== Problem statement ==
Find every line in the records that holds the string "cars". Copy each one.

(Dataset entries)
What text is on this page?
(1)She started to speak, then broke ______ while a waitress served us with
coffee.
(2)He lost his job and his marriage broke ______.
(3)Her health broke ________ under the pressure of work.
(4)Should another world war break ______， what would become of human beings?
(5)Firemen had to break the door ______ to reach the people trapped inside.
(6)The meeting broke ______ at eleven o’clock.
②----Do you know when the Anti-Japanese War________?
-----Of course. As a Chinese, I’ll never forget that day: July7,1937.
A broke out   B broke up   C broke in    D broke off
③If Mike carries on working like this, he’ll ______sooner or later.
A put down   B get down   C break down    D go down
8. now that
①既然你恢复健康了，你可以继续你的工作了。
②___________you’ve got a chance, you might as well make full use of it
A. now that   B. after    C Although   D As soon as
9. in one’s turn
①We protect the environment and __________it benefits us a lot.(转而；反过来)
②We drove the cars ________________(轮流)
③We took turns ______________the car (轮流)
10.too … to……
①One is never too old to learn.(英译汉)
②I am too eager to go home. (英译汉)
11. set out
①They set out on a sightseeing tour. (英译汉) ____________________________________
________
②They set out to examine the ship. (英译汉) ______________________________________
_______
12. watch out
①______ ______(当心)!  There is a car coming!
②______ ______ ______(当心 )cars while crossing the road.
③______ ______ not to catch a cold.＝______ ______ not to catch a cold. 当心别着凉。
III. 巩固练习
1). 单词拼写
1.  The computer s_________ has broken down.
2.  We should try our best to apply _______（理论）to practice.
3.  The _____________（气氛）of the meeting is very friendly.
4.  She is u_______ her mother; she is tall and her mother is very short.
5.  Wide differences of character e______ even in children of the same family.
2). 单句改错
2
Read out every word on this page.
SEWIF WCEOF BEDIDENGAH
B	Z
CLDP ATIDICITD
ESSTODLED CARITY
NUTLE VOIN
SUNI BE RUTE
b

--

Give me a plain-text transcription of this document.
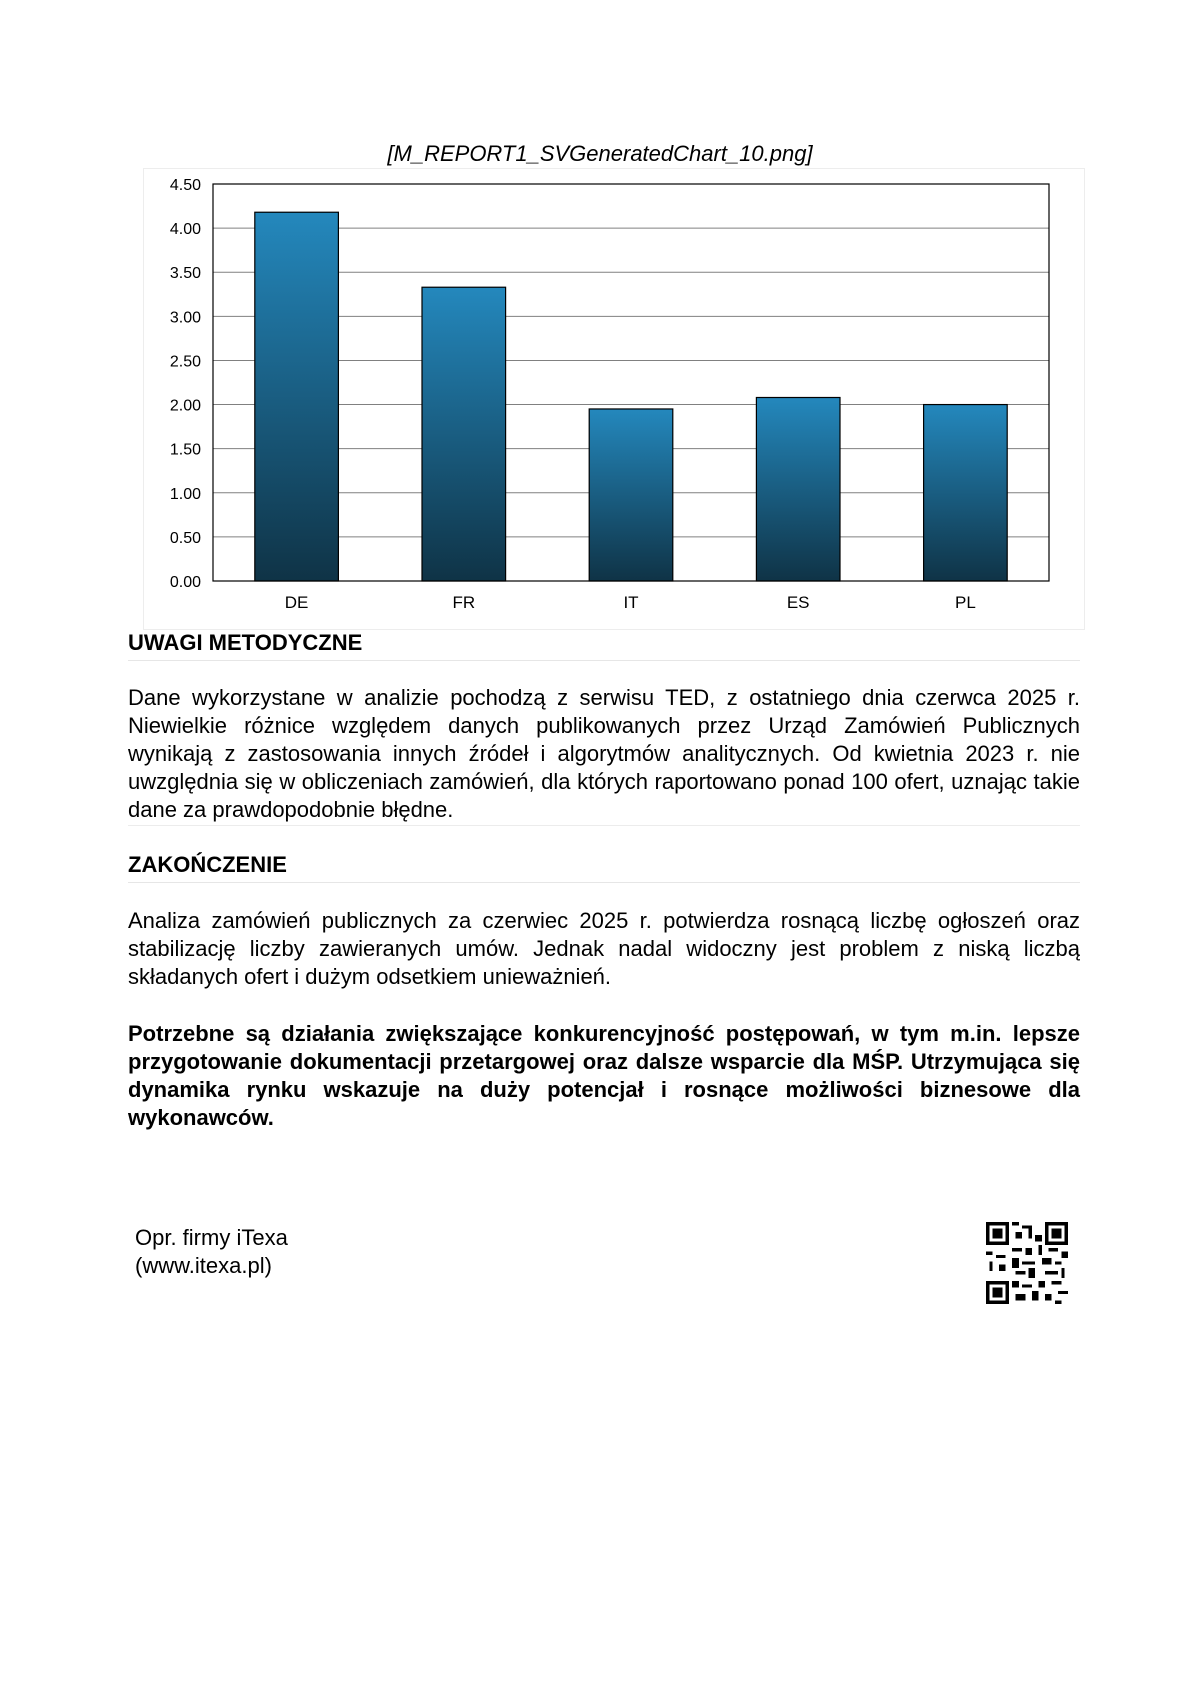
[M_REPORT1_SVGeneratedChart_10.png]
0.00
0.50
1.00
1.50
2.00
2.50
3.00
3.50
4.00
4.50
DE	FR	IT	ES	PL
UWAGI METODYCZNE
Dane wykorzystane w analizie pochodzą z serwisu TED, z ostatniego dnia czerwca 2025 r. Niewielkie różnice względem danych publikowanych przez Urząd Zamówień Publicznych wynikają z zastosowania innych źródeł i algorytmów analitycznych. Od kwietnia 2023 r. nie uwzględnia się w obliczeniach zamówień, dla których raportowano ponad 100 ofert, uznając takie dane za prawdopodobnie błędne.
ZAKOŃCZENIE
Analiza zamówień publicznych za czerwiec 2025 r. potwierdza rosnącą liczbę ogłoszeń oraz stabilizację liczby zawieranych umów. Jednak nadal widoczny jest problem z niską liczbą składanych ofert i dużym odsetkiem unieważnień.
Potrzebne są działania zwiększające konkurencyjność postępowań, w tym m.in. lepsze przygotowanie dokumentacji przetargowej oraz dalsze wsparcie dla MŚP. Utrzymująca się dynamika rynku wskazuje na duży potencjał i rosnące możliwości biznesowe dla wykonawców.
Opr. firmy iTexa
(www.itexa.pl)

== Exercise solution ==
②We drove the cars ________________(轮流)
②______ ______ ______(当心 )cars while crossing the road.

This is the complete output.